(Records from a data source)
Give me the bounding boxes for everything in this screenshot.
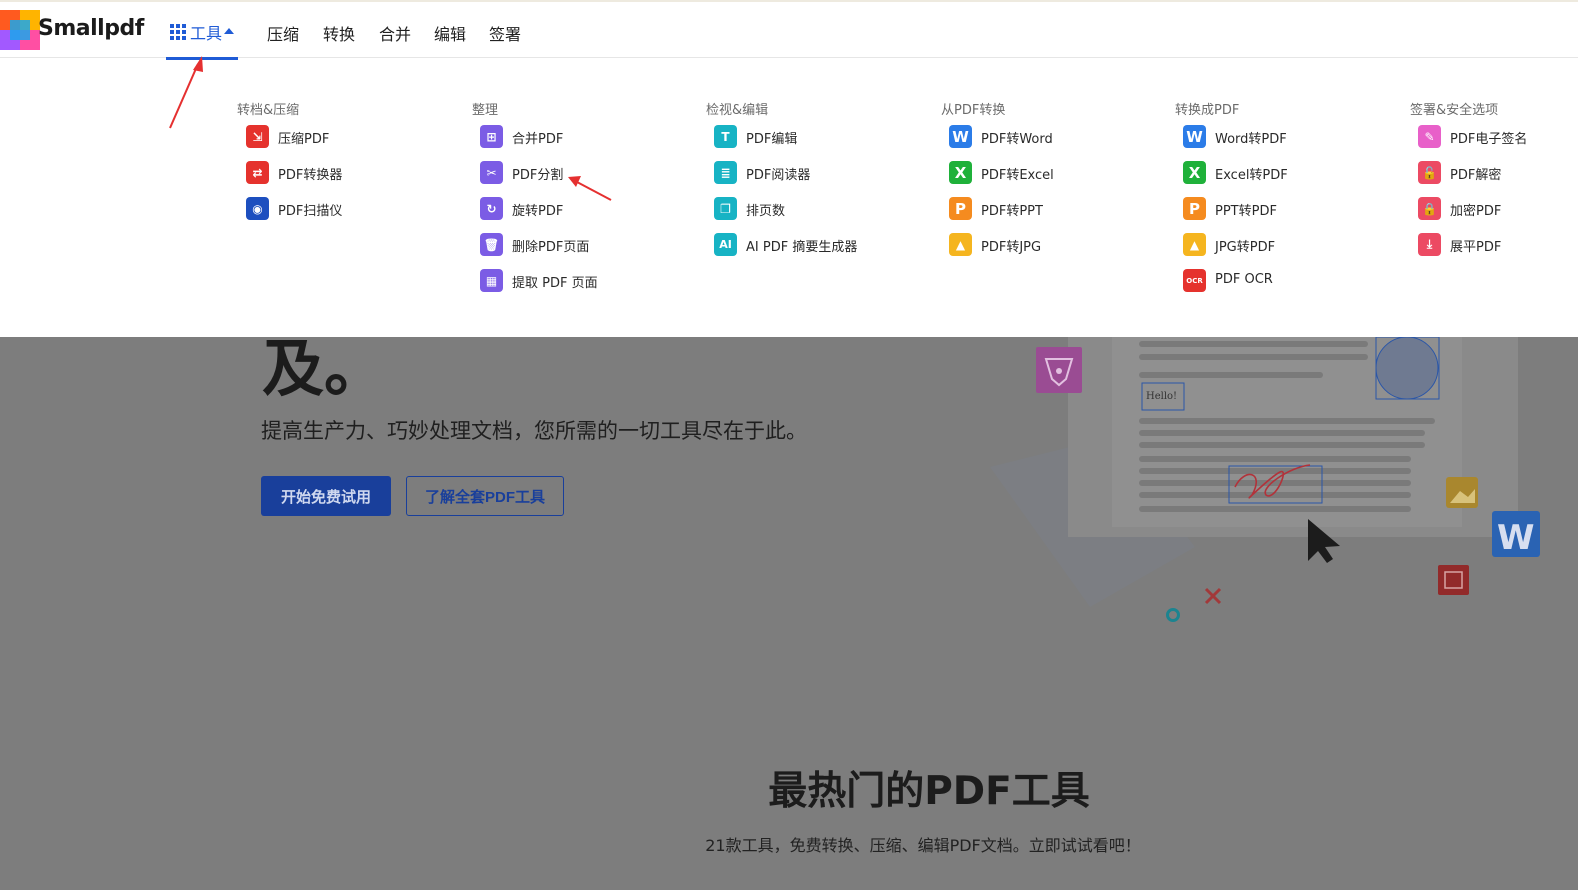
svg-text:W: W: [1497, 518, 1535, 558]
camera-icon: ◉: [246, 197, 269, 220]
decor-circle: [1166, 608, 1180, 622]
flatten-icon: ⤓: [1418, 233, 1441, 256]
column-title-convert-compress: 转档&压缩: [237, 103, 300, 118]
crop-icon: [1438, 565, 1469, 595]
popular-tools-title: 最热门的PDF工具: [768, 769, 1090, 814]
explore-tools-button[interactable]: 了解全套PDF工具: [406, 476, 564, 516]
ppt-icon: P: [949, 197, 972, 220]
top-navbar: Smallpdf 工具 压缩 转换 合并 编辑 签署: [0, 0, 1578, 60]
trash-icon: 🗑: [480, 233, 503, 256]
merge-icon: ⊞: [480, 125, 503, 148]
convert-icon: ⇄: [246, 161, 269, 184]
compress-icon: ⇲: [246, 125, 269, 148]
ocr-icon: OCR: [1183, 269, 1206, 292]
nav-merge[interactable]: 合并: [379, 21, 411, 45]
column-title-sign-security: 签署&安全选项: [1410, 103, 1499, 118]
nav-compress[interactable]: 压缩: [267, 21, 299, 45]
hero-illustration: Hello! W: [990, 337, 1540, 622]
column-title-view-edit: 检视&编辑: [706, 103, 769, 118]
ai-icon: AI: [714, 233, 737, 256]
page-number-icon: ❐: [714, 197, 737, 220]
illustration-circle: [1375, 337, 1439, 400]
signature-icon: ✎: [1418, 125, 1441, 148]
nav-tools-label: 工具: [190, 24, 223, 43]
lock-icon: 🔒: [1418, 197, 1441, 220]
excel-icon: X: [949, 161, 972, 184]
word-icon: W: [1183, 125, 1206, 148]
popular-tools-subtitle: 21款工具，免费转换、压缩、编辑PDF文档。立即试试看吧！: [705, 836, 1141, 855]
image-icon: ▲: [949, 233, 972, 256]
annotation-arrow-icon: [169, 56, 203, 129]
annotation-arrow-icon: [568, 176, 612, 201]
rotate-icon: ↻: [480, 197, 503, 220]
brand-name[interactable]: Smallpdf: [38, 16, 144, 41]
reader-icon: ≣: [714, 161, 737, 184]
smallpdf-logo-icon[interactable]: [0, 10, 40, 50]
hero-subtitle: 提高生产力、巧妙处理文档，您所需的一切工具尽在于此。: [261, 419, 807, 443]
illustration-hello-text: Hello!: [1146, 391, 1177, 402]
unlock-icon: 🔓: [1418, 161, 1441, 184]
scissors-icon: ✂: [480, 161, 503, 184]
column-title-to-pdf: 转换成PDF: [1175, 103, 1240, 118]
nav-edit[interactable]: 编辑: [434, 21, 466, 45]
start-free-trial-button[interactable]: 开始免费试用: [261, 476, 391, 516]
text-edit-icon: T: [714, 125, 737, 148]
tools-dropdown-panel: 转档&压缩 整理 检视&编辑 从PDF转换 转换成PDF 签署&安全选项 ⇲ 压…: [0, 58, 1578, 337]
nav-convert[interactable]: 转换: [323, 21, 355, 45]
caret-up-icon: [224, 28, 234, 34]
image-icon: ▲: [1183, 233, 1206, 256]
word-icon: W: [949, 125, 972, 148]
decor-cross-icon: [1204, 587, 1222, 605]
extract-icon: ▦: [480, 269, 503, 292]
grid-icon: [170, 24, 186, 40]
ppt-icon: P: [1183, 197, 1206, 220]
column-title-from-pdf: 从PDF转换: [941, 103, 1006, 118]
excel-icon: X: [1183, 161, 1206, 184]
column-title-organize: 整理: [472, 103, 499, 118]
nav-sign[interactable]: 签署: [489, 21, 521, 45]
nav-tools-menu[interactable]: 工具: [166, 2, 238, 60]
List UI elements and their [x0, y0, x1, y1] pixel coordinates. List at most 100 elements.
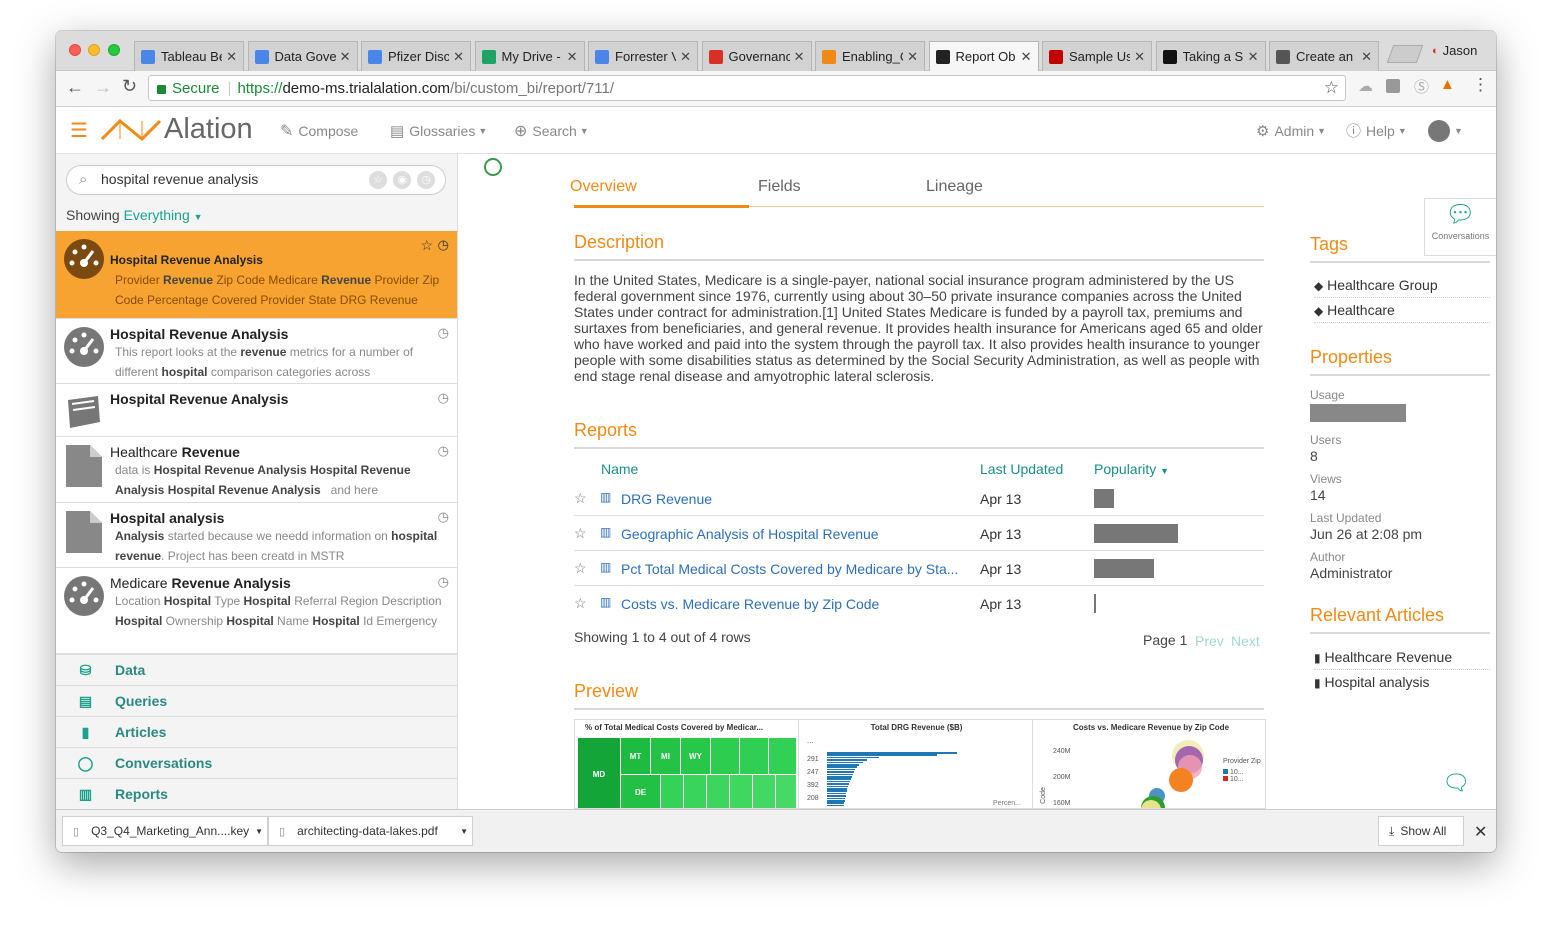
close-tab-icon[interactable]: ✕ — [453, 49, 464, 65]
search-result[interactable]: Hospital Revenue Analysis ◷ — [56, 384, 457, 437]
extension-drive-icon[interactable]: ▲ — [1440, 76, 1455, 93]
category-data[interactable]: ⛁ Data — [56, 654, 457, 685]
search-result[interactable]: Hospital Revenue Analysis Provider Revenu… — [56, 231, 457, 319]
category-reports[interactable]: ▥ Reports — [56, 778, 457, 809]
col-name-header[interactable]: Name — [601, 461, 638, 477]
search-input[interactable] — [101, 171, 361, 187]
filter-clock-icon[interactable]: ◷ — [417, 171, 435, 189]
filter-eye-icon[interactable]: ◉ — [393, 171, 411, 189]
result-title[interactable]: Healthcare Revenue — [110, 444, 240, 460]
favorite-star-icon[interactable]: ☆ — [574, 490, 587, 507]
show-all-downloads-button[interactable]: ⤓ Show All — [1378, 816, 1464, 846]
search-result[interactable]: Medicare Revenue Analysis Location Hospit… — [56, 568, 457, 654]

What is expected:
Rewrite all of the material above, replacing every "search-result" with "search-item" and leaving everything else unchanged. Leave the pictures out of your answer.

Solution for this problem:
Give me the bounding boxes for everything in this screenshot.
svg-text:W: W: [1497, 518, 1535, 558]
camera-icon: ◉: [246, 197, 269, 220]
decor-circle: [1166, 608, 1180, 622]
flatten-icon: ⤓: [1418, 233, 1441, 256]
column-title-convert-compress: 转档&压缩: [237, 103, 300, 118]
crop-icon: [1438, 565, 1469, 595]
popular-tools-title: 最热门的PDF工具: [768, 769, 1090, 814]
explore-tools-button[interactable]: 了解全套PDF工具: [406, 476, 564, 516]
ppt-icon: P: [949, 197, 972, 220]
top-navbar: Smallpdf 工具 压缩 转换 合并 编辑 签署: [0, 0, 1578, 60]
trash-icon: 🗑: [480, 233, 503, 256]
merge-icon: ⊞: [480, 125, 503, 148]
convert-icon: ⇄: [246, 161, 269, 184]
compress-icon: ⇲: [246, 125, 269, 148]
ocr-icon: OCR: [1183, 269, 1206, 292]
nav-merge[interactable]: 合并: [379, 21, 411, 45]
column-title-sign-security: 签署&安全选项: [1410, 103, 1499, 118]
nav-compress[interactable]: 压缩: [267, 21, 299, 45]
hero-illustration: Hello! W: [990, 337, 1540, 622]
column-title-view-edit: 检视&编辑: [706, 103, 769, 118]
ai-icon: AI: [714, 233, 737, 256]
page-number-icon: ❐: [714, 197, 737, 220]
illustration-circle: [1375, 337, 1439, 400]
signature-icon: ✎: [1418, 125, 1441, 148]
nav-tools-label: 工具: [190, 24, 223, 43]
lock-icon: 🔒: [1418, 197, 1441, 220]
excel-icon: X: [949, 161, 972, 184]
word-icon: W: [1183, 125, 1206, 148]
popular-tools-subtitle: 21款工具，免费转换、压缩、编辑PDF文档。立即试试看吧！: [705, 836, 1141, 855]
image-icon: ▲: [949, 233, 972, 256]
annotation-arrow-icon: [169, 56, 203, 129]
annotation-arrow-icon: [568, 176, 612, 201]
rotate-icon: ↻: [480, 197, 503, 220]
brand-name[interactable]: Smallpdf: [38, 16, 144, 41]
reader-icon: ≣: [714, 161, 737, 184]
smallpdf-logo-icon[interactable]: [0, 10, 40, 50]
hero-subtitle: 提高生产力、巧妙处理文档，您所需的一切工具尽在于此。: [261, 419, 807, 443]
illustration-hello-text: Hello!: [1146, 391, 1177, 402]
unlock-icon: 🔓: [1418, 161, 1441, 184]
scissors-icon: ✂: [480, 161, 503, 184]
column-title-to-pdf: 转换成PDF: [1175, 103, 1240, 118]
nav-edit[interactable]: 编辑: [434, 21, 466, 45]
start-free-trial-button[interactable]: 开始免费试用: [261, 476, 391, 516]
text-edit-icon: T: [714, 125, 737, 148]
tools-dropdown-panel: 转档&压缩 整理 检视&编辑 从PDF转换 转换成PDF 签署&安全选项 ⇲ 压…: [0, 58, 1578, 337]
nav-convert[interactable]: 转换: [323, 21, 355, 45]
caret-up-icon: [224, 28, 234, 34]
image-icon: ▲: [1183, 233, 1206, 256]
word-icon: W: [949, 125, 972, 148]
decor-cross-icon: [1204, 587, 1222, 605]
extract-icon: ▦: [480, 269, 503, 292]
grid-icon: [170, 24, 186, 40]
ppt-icon: P: [1183, 197, 1206, 220]
column-title-from-pdf: 从PDF转换: [941, 103, 1006, 118]
excel-icon: X: [1183, 161, 1206, 184]
column-title-organize: 整理: [472, 103, 499, 118]
nav-sign[interactable]: 签署: [489, 21, 521, 45]
nav-tools-menu[interactable]: 工具: [166, 2, 238, 60]
List UI elements and their [x0, y0, x1, y1] pixel coordinates. List at most 100 elements.
close-tab-icon[interactable]: ✕ — [453, 49, 464, 65]
search-item[interactable]: Hospital Revenue Analysis ◷ — [56, 384, 457, 437]
extension-drive-icon[interactable]: ▲ — [1440, 76, 1455, 93]
category-data[interactable]: ⛁ Data — [56, 654, 457, 685]
search-item[interactable]: Hospital Revenue Analysis Provider Revenu… — [56, 231, 457, 319]
category-reports[interactable]: ▥ Reports — [56, 778, 457, 809]
col-name-header[interactable]: Name — [601, 461, 638, 477]
search-input[interactable] — [101, 171, 361, 187]
filter-clock-icon[interactable]: ◷ — [417, 171, 435, 189]
filter-eye-icon[interactable]: ◉ — [393, 171, 411, 189]
result-title[interactable]: Healthcare Revenue — [110, 444, 240, 460]
favorite-star-icon[interactable]: ☆ — [574, 490, 587, 507]
show-all-downloads-button[interactable]: ⤓ Show All — [1378, 816, 1464, 846]
search-item[interactable]: Medicare Revenue Analysis Location Hospit… — [56, 568, 457, 654]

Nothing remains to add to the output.